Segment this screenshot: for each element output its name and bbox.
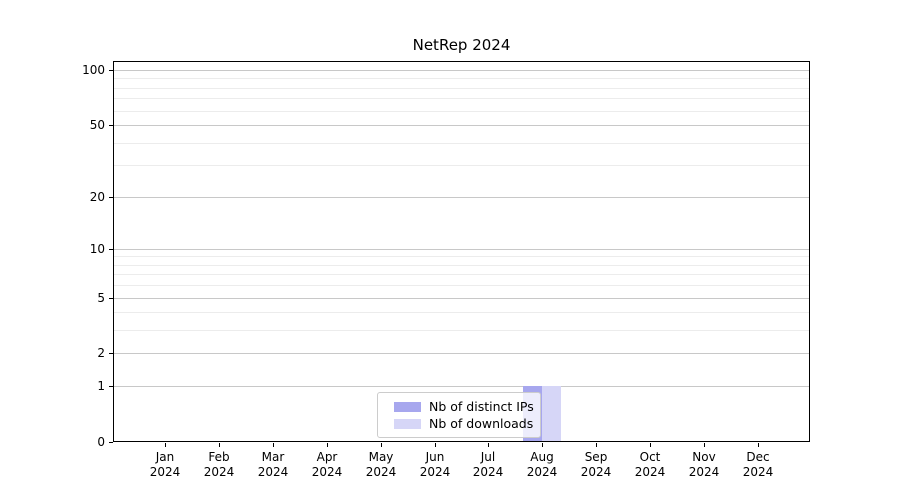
x-tick-month: May: [368, 450, 394, 464]
x-tick-label: Nov 2024: [672, 450, 736, 480]
minor-gridline: [113, 256, 810, 257]
major-gridline: [113, 386, 810, 387]
major-gridline: [113, 249, 810, 250]
x-tick-year: 2024: [580, 465, 612, 479]
y-tick-label: 2: [97, 346, 105, 360]
chart-title: NetRep 2024: [412, 36, 511, 54]
minor-gridline: [113, 78, 810, 79]
y-tick-label: 0: [97, 435, 105, 449]
major-gridline: [113, 70, 810, 71]
x-tick-year: 2024: [149, 465, 181, 479]
y-tick-label: 100: [82, 63, 105, 77]
x-tick-month: Sep: [584, 450, 608, 464]
y-tick-mark: [109, 249, 113, 250]
x-tick-year: 2024: [742, 465, 774, 479]
x-tick-month: Jul: [480, 450, 496, 464]
x-tick-year: 2024: [526, 465, 558, 479]
y-tick-mark: [109, 70, 113, 71]
minor-gridline: [113, 312, 810, 313]
y-tick-mark: [109, 353, 113, 354]
x-tick-mark: [219, 443, 220, 447]
bar-downloads: [542, 386, 561, 442]
y-tick-mark: [109, 298, 113, 299]
x-tick-mark: [165, 443, 166, 447]
x-tick-mark: [596, 443, 597, 447]
bars-layer: [113, 61, 810, 442]
minor-gridline: [113, 165, 810, 166]
x-tick-month: Jan: [155, 450, 175, 464]
minor-gridline: [113, 274, 810, 275]
x-tick-mark: [273, 443, 274, 447]
x-tick-mark: [488, 443, 489, 447]
y-tick-label: 1: [97, 379, 105, 393]
x-tick-mark: [650, 443, 651, 447]
y-tick-label: 50: [89, 118, 105, 132]
legend-swatch: [394, 401, 421, 412]
major-gridline: [113, 197, 810, 198]
legend: Nb of distinct IPs Nb of downloads: [377, 392, 541, 438]
x-tick-label: Jun 2024: [403, 450, 467, 480]
legend-label: Nb of downloads: [429, 415, 534, 431]
x-tick-label: Feb 2024: [187, 450, 251, 480]
x-tick-label: Dec 2024: [726, 450, 790, 480]
x-tick-month: Feb: [208, 450, 230, 464]
x-tick-mark: [542, 443, 543, 447]
x-tick-year: 2024: [634, 465, 666, 479]
x-tick-label: Apr 2024: [295, 450, 359, 480]
minor-gridline: [113, 330, 810, 331]
y-tick-label: 10: [89, 242, 105, 256]
x-tick-month: Mar: [261, 450, 285, 464]
x-tick-label: Jul 2024: [456, 450, 520, 480]
x-tick-year: 2024: [419, 465, 451, 479]
legend-items: Nb of distinct IPs Nb of downloads: [394, 398, 540, 432]
y-tick-mark: [109, 125, 113, 126]
x-tick-month: Jun: [425, 450, 445, 464]
gridlines-layer: [113, 61, 810, 442]
x-tick-label: Oct 2024: [618, 450, 682, 480]
x-tick-year: 2024: [472, 465, 504, 479]
x-tick-year: 2024: [311, 465, 343, 479]
legend-swatch: [394, 418, 421, 429]
x-tick-mark: [704, 443, 705, 447]
x-tick-label: May 2024: [349, 450, 413, 480]
x-tick-mark: [327, 443, 328, 447]
x-tick-month: Nov: [692, 450, 716, 464]
y-tick-mark: [109, 442, 113, 443]
minor-gridline: [113, 143, 810, 144]
major-gridline: [113, 298, 810, 299]
x-tick-month: Apr: [316, 450, 338, 464]
legend-row: Nb of downloads: [394, 415, 540, 432]
minor-gridline: [113, 285, 810, 286]
legend-row: Nb of distinct IPs: [394, 398, 540, 415]
minor-gridline: [113, 98, 810, 99]
major-gridline: [113, 353, 810, 354]
x-tick-year: 2024: [688, 465, 720, 479]
x-tick-month: Dec: [746, 450, 770, 464]
y-tick-mark: [109, 197, 113, 198]
x-tick-mark: [435, 443, 436, 447]
x-tick-year: 2024: [365, 465, 397, 479]
x-tick-label: Aug 2024: [510, 450, 574, 480]
plot-area: [113, 61, 810, 442]
x-tick-label: Sep 2024: [564, 450, 628, 480]
x-tick-mark: [381, 443, 382, 447]
minor-gridline: [113, 265, 810, 266]
x-tick-month: Oct: [639, 450, 661, 464]
minor-gridline: [113, 88, 810, 89]
y-tick-label: 20: [89, 190, 105, 204]
x-tick-month: Aug: [530, 450, 554, 464]
x-tick-year: 2024: [203, 465, 235, 479]
x-tick-label: Jan 2024: [133, 450, 197, 480]
y-tick-label: 5: [97, 291, 105, 305]
x-tick-mark: [758, 443, 759, 447]
x-tick-year: 2024: [257, 465, 289, 479]
minor-gridline: [113, 111, 810, 112]
y-tick-mark: [109, 386, 113, 387]
major-gridline: [113, 125, 810, 126]
x-tick-label: Mar 2024: [241, 450, 305, 480]
legend-label: Nb of distinct IPs: [429, 398, 534, 414]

| Given instruction |
Take the lines from the one containing "x-tick-month: May: [368, 450, 394, 464]" through the one containing "y-tick-label: 100: [82, 63, 105, 77]", and write them out again with "major-gridline" changed to "primary-gridline" and nothing else altered. Give only those lines.

| Answer to this exercise |
x-tick-month: May: [368, 450, 394, 464]
x-tick-label: Nov 2024: [672, 450, 736, 480]
minor-gridline: [113, 256, 810, 257]
primary-gridline: [113, 386, 810, 387]
primary-gridline: [113, 249, 810, 250]
x-tick-year: 2024: [580, 465, 612, 479]
y-tick-label: 2: [97, 346, 105, 360]
chart-title: NetRep 2024: [412, 36, 511, 54]
minor-gridline: [113, 78, 810, 79]
y-tick-label: 0: [97, 435, 105, 449]
primary-gridline: [113, 70, 810, 71]
x-tick-year: 2024: [149, 465, 181, 479]
y-tick-label: 100: [82, 63, 105, 77]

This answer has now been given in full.